§ **WHAT YOU ARE ASKED TO DO**
Every line below that includes "name" counts toward the total. Report that total alone.

--- BEGIN ---

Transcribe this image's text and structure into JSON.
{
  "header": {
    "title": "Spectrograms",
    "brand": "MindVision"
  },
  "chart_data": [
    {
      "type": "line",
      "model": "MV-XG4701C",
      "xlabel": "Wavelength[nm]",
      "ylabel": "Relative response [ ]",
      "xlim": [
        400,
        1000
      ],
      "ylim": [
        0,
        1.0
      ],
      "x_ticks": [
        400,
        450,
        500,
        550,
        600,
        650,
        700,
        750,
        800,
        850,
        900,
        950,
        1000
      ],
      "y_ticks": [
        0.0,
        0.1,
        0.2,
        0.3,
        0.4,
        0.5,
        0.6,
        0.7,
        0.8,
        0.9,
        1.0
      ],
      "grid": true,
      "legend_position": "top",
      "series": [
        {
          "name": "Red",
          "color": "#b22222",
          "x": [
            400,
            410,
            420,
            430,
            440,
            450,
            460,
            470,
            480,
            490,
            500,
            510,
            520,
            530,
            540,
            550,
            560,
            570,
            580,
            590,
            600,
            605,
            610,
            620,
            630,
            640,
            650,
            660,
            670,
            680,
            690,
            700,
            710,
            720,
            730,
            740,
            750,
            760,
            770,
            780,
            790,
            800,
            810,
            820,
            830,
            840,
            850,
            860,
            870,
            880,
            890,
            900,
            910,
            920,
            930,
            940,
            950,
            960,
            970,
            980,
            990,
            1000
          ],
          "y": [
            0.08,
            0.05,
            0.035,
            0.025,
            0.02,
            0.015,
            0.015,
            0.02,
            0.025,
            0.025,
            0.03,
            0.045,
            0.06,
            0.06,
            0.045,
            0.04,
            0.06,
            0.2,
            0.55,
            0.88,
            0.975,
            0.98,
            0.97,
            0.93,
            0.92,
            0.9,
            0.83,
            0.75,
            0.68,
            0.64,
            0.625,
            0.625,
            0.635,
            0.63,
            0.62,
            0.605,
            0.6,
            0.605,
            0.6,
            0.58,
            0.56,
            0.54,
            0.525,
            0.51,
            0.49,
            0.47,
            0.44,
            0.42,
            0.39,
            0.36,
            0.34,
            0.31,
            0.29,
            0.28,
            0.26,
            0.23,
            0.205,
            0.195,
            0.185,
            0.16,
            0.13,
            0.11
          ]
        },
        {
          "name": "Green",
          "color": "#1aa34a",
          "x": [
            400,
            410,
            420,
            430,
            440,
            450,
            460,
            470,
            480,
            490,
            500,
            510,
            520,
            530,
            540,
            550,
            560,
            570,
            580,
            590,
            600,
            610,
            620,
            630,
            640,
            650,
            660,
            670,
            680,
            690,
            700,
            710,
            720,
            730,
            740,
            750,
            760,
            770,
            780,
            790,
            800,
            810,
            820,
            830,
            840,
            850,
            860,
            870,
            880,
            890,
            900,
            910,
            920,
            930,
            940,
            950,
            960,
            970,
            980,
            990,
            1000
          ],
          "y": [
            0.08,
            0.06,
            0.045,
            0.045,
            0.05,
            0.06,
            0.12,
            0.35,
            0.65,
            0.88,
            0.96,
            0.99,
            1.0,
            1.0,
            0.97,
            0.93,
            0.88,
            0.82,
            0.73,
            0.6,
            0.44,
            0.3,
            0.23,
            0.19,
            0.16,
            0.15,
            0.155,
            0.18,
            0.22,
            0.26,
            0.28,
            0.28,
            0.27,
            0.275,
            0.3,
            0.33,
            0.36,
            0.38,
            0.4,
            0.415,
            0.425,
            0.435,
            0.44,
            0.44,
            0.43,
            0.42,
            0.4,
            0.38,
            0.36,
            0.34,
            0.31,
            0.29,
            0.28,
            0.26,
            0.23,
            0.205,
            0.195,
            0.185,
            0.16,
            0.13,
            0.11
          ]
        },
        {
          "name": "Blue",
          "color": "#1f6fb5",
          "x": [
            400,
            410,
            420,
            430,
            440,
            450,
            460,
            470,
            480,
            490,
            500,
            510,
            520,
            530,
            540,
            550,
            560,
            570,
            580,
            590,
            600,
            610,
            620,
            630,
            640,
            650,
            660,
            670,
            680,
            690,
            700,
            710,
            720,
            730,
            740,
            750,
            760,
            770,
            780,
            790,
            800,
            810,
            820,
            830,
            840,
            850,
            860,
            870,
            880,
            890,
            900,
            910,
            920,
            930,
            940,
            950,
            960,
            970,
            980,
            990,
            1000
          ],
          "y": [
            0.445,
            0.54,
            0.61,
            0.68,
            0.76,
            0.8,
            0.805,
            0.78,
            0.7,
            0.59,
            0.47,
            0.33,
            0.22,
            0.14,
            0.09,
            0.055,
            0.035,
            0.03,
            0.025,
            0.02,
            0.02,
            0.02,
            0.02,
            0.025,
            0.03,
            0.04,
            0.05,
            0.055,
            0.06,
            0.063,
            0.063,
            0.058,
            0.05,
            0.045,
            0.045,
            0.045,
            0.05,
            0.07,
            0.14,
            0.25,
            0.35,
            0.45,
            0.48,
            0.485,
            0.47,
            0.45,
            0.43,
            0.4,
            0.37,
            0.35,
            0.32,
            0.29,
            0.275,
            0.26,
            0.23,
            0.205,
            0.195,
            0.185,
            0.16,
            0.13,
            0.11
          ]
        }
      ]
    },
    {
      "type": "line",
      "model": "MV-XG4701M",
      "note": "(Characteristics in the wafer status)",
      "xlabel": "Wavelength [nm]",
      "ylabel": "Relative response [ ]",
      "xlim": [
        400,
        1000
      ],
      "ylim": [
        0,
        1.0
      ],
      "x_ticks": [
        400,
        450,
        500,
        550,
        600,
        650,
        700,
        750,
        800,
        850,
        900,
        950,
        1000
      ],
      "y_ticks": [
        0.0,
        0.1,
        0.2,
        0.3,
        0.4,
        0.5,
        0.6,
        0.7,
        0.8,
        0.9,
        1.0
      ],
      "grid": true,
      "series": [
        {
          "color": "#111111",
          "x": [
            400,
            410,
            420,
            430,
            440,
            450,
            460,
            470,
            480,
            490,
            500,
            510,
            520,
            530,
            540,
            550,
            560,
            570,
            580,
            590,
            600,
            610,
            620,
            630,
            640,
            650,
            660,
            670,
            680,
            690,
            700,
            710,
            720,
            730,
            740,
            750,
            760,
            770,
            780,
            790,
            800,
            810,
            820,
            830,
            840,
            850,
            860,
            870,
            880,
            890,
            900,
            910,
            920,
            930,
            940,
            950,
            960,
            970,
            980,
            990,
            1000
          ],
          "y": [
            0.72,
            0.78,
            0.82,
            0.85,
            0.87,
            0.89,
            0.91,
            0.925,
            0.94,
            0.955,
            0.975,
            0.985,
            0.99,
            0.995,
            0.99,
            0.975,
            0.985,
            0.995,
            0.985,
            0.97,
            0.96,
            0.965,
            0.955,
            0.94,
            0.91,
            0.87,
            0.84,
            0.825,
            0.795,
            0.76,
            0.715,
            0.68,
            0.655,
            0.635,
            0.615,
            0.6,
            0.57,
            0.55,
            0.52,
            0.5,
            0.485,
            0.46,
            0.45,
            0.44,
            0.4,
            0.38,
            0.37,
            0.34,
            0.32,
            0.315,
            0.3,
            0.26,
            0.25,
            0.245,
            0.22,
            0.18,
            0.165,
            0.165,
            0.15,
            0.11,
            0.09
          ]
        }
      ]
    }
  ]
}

--- END ---
--- BEGIN ---

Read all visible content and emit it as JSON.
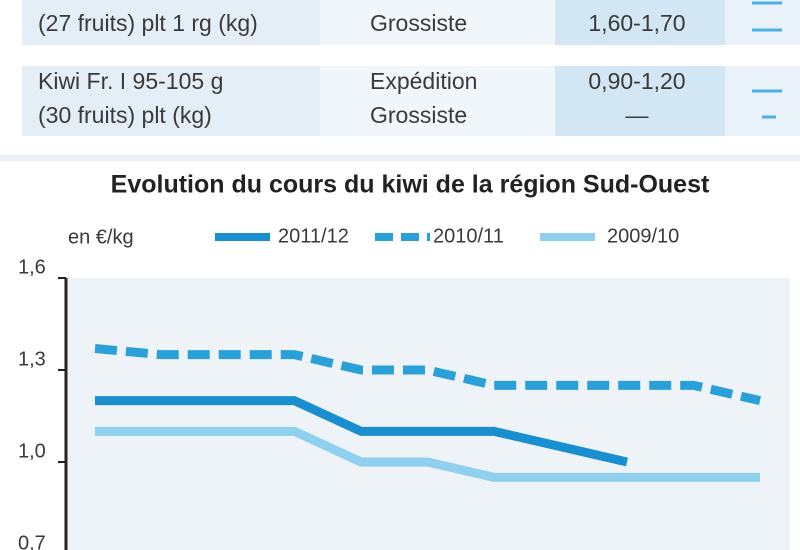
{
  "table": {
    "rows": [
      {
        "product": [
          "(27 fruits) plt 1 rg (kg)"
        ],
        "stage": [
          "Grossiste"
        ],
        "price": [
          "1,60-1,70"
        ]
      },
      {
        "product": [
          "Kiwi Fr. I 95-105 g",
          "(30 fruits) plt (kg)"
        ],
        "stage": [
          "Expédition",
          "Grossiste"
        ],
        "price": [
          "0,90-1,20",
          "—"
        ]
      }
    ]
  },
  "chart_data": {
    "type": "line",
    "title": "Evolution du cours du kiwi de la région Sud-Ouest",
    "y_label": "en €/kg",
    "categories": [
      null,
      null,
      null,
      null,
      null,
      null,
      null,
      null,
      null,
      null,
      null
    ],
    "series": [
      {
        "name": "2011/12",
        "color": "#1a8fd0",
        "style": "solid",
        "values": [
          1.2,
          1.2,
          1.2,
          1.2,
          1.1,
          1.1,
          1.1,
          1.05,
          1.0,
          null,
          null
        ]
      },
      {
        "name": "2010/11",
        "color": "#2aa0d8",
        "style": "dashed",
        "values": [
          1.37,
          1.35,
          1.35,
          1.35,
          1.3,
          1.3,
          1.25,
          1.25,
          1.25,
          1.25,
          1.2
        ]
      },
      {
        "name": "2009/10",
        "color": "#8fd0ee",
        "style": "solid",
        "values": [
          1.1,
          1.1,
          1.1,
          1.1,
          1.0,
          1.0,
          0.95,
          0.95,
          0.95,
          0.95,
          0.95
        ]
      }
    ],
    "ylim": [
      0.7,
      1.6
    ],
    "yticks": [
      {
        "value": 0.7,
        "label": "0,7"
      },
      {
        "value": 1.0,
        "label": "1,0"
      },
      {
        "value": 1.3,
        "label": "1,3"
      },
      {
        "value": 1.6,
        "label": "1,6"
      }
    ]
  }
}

--- END ---

§ **PROBLEM SOLUTION**
6